WHAT IS NEEDED
Track down the lines that contain "对应点的" and copy them.

RECORD EXCERPTS
=-=-=-=-=

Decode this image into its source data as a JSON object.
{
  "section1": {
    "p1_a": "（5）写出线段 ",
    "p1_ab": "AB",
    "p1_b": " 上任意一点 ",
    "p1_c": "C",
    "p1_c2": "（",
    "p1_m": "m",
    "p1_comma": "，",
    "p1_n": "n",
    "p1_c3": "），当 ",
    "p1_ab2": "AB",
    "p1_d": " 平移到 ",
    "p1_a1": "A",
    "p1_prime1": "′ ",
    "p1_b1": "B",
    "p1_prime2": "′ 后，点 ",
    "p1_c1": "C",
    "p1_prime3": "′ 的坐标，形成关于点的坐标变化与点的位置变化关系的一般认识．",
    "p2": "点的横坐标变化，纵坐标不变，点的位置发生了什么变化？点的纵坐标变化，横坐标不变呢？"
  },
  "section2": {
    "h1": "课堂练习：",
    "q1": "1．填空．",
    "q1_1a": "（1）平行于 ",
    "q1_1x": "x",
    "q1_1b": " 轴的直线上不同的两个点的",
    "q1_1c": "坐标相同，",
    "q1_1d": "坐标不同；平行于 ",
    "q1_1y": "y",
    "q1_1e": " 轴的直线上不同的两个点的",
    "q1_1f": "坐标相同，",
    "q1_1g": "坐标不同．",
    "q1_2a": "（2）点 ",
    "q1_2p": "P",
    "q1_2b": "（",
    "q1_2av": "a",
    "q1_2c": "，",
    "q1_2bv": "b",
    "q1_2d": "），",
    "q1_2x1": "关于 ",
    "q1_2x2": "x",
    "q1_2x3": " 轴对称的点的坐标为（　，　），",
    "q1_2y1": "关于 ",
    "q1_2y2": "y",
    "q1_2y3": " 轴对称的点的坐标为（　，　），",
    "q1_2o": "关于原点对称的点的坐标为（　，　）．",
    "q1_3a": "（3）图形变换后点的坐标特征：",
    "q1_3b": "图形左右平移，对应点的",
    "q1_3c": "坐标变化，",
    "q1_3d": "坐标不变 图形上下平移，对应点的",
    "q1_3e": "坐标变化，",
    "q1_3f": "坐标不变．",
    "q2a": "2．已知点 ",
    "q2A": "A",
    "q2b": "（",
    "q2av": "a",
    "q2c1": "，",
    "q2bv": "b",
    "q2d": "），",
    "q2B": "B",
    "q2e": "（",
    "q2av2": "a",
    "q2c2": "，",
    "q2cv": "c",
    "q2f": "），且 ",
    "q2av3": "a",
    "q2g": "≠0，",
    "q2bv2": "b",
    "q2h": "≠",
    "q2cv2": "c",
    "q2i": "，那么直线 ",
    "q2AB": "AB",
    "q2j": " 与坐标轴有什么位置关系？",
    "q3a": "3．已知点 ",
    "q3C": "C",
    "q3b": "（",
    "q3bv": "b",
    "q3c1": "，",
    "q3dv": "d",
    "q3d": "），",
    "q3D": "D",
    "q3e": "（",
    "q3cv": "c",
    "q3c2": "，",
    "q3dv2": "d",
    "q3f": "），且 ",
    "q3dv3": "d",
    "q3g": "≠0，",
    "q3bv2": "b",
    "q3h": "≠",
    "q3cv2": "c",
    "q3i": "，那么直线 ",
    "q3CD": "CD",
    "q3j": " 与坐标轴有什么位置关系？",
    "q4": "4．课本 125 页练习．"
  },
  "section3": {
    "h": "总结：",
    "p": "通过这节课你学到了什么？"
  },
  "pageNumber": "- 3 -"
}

=-=-=-=-=

RESULT OF THIS TASK
    "q1_3b": "图形左右平移，对应点的",
    "q1_3d": "坐标不变 图形上下平移，对应点的",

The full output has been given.